* [Problem to solve]:
Answer these questions using the discussion thread below about adding SPDX license identifiers to Falcon aarch64.
(a) According to thomwiggers, what does PQClean track and enforce?
(b) According to baentsch, patches made through the script's patching mechanism must be done for what?
(c) What does the final message say would have to be added if the issue were revisited?

* [Excerpted text]:
======
Add SPDX-License-Identifier to Falcon aarch64

[cothan]

This PR add requested license header as in liboqs PR discussion

Let me know if you have any question.

[thomwiggers]

On the one hand, this seems like a "no harm done" type of change. But this is also the kind of change that might get wiped out by a future update of the Falcon implementation, because PQClean doesn't necessarily care about this. So I'm a bit hesitant on merging this if we're not going to be adding/tracking this for all schemes....

Might this issue not be easier solved by OQS putting the license info into the upstream source script and then automatically inserting the right comment at the top of each file?

[baentsch]

Might this issue not be easier solved by OQS putting the license info into the upstream source script and then automatically inserting the right comment at the top of each file?

What do you mean by "upstream source script"? copy_from_upstream? This script is not meant to change licensing information from the upstreams. It has a patching mechanism -- but such patches need to be done for a) for each file and b) anew for each new code revision imported. Also they may be wrong: Not much of an issue for code --CI will help-- but going undetected in case of comments...

PQClean doesn't necessarily care about this.

Do you mean it as I understand it? PQClean doesn't care about (tracking/having) proper licensing information of the algorithms it contains? If so(?) then indeed, liboqs needs to follow a different approach for handling this: there are folks --licensing-wary US corporations, typically-- caring about this; as those guys are taking over OQS they'll then probably also want this fixed in OQS where they can control it. In that case I´d indeed suggest closing this PR and apologize to @cothan for suggesting to do an upstream fix :-(

[thomwiggers]

PQClean tracks and enforces LICENSE files. It's perfectly possible to have LICENSE files that make clear where the source code is coming from and designate that different files are under different licenses.

[baentsch]

Thanks for the explanation. This doesn't permit fully automated in- (or ex-)clusion of algorithms as per open-quantum-safe/liboqs#1514, though.

But anyway, the addition of the many Linux Foundation lawyers to OQS in the near future won't make this a necessity any more: They can then sort this manually (and we finally have found a sink for the foundation membership fees :-)

As for this PR, I'd agree that it should be closed without merge: It clearly doesn't fit the license management and code integration procedures described above.

[thomwiggers]

If it would be helpful to other projects we can revisit this issue, but we'd have to add the license identifier strings to every implementation and add a CI test that enforces it (and their correctness).
======
* [Dataset content]:

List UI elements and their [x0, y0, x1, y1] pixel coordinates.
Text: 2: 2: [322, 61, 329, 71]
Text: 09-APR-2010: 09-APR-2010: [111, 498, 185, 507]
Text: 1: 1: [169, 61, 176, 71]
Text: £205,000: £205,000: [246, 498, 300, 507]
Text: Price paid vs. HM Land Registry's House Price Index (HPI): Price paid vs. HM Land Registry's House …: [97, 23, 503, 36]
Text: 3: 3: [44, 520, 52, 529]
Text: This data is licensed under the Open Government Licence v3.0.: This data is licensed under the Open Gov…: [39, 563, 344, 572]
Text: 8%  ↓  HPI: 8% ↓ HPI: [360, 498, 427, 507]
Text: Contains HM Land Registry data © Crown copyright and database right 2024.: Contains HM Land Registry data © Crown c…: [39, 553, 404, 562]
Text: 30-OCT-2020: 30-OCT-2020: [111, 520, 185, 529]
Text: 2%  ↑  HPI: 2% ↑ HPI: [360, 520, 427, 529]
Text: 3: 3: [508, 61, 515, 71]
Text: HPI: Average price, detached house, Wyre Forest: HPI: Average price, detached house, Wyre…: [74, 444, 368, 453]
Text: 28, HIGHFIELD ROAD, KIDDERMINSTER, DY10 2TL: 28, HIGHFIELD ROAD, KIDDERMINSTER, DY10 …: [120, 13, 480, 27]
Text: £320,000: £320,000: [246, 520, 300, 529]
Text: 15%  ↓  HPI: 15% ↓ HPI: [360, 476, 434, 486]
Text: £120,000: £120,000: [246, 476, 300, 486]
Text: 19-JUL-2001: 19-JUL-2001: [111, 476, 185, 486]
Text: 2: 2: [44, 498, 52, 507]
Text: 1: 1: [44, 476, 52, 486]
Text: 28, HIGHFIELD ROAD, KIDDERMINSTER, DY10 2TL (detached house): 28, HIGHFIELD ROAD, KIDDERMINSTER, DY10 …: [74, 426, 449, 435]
======
* [Task answer]:
(a) LICENSE files.
(b) For each file, and anew for each new code revision imported.
(c) The license identifier strings in every implementation, plus a CI test that enforces them and their correctness.